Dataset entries
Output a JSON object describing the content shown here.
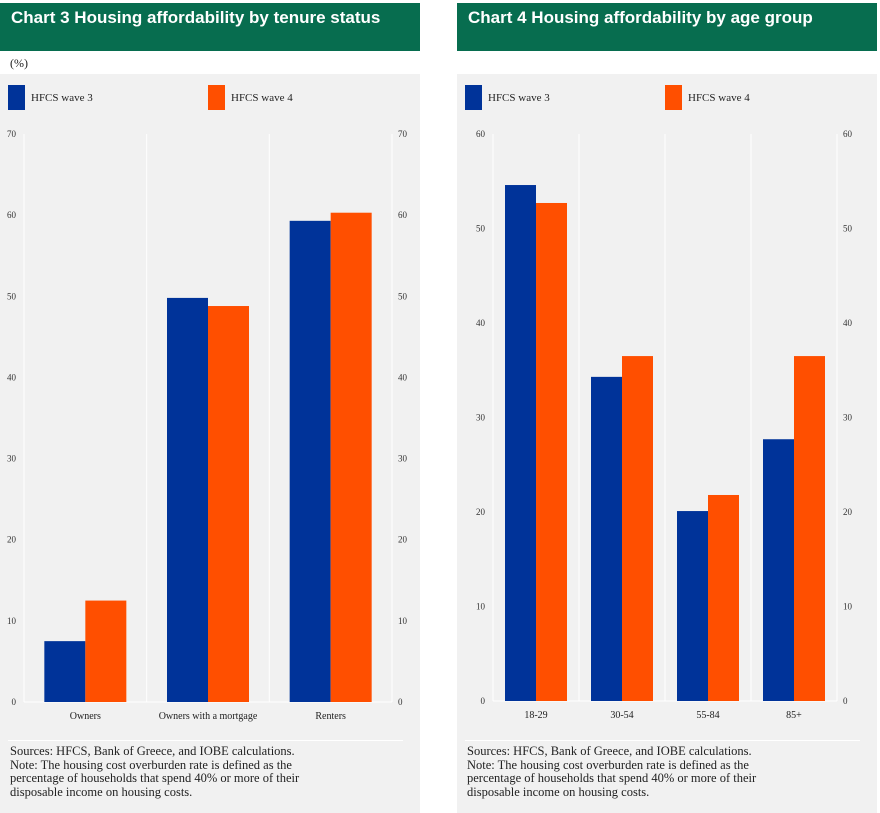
{
  "colors": {
    "wave3": "#003399",
    "wave4": "#ff4f00",
    "title_bg": "#076d4f",
    "chart_bg": "#f1f1f1",
    "grid": "#ffffff"
  },
  "chart_data": [
    {
      "type": "bar",
      "title": "Chart 3 Housing affordability by tenure status",
      "unit_label": "(%)",
      "categories": [
        "Owners",
        "Owners with a mortgage",
        "Renters"
      ],
      "series": [
        {
          "name": "HFCS wave 3",
          "values": [
            7.5,
            49.8,
            59.3
          ]
        },
        {
          "name": "HFCS wave 4",
          "values": [
            12.5,
            48.8,
            60.3
          ]
        }
      ],
      "ylim": [
        0,
        70
      ],
      "yticks": [
        0,
        10,
        20,
        30,
        40,
        50,
        60,
        70
      ],
      "legend_position": "top",
      "xlabel": "",
      "ylabel": "(%)",
      "sources": "Sources: HFCS, Bank of Greece, and IOBE calculations.",
      "note_lines": [
        "Note: The housing cost overburden rate is defined as the",
        "percentage of households that spend 40% or more of their",
        "disposable income on housing costs."
      ]
    },
    {
      "type": "bar",
      "title": "Chart 4 Housing affordability by age group",
      "categories": [
        "18-29",
        "30-54",
        "55-84",
        "85+"
      ],
      "series": [
        {
          "name": "HFCS wave 3",
          "values": [
            54.6,
            34.3,
            20.1,
            27.7
          ]
        },
        {
          "name": "HFCS wave 4",
          "values": [
            52.7,
            36.5,
            21.8,
            36.5
          ]
        }
      ],
      "ylim": [
        0,
        60
      ],
      "yticks": [
        0,
        10,
        20,
        30,
        40,
        50,
        60
      ],
      "legend_position": "top",
      "xlabel": "",
      "ylabel": "",
      "sources": "Sources: HFCS, Bank of Greece, and IOBE calculations.",
      "note_lines": [
        "Note: The housing cost overburden rate is defined as the",
        "percentage of households that spend 40% or more of their",
        "disposable income on housing costs."
      ]
    }
  ]
}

**DIRECTIONS**
Copy the material shown above in full and exactly. Skip the pictures.

**RESPONSE**
Output a JSON object describing the content shown here.
{
  "colors": {
    "wave3": "#003399",
    "wave4": "#ff4f00",
    "title_bg": "#076d4f",
    "chart_bg": "#f1f1f1",
    "grid": "#ffffff"
  },
  "chart_data": [
    {
      "type": "bar",
      "title": "Chart 3 Housing affordability by tenure status",
      "unit_label": "(%)",
      "categories": [
        "Owners",
        "Owners with a mortgage",
        "Renters"
      ],
      "series": [
        {
          "name": "HFCS wave 3",
          "values": [
            7.5,
            49.8,
            59.3
          ]
        },
        {
          "name": "HFCS wave 4",
          "values": [
            12.5,
            48.8,
            60.3
          ]
        }
      ],
      "ylim": [
        0,
        70
      ],
      "yticks": [
        0,
        10,
        20,
        30,
        40,
        50,
        60,
        70
      ],
      "legend_position": "top",
      "xlabel": "",
      "ylabel": "(%)",
      "sources": "Sources: HFCS, Bank of Greece, and IOBE calculations.",
      "note_lines": [
        "Note: The housing cost overburden rate is defined as the",
        "percentage of households that spend 40% or more of their",
        "disposable income on housing costs."
      ]
    },
    {
      "type": "bar",
      "title": "Chart 4 Housing affordability by age group",
      "categories": [
        "18-29",
        "30-54",
        "55-84",
        "85+"
      ],
      "series": [
        {
          "name": "HFCS wave 3",
          "values": [
            54.6,
            34.3,
            20.1,
            27.7
          ]
        },
        {
          "name": "HFCS wave 4",
          "values": [
            52.7,
            36.5,
            21.8,
            36.5
          ]
        }
      ],
      "ylim": [
        0,
        60
      ],
      "yticks": [
        0,
        10,
        20,
        30,
        40,
        50,
        60
      ],
      "legend_position": "top",
      "xlabel": "",
      "ylabel": "",
      "sources": "Sources: HFCS, Bank of Greece, and IOBE calculations.",
      "note_lines": [
        "Note: The housing cost overburden rate is defined as the",
        "percentage of households that spend 40% or more of their",
        "disposable income on housing costs."
      ]
    }
  ]
}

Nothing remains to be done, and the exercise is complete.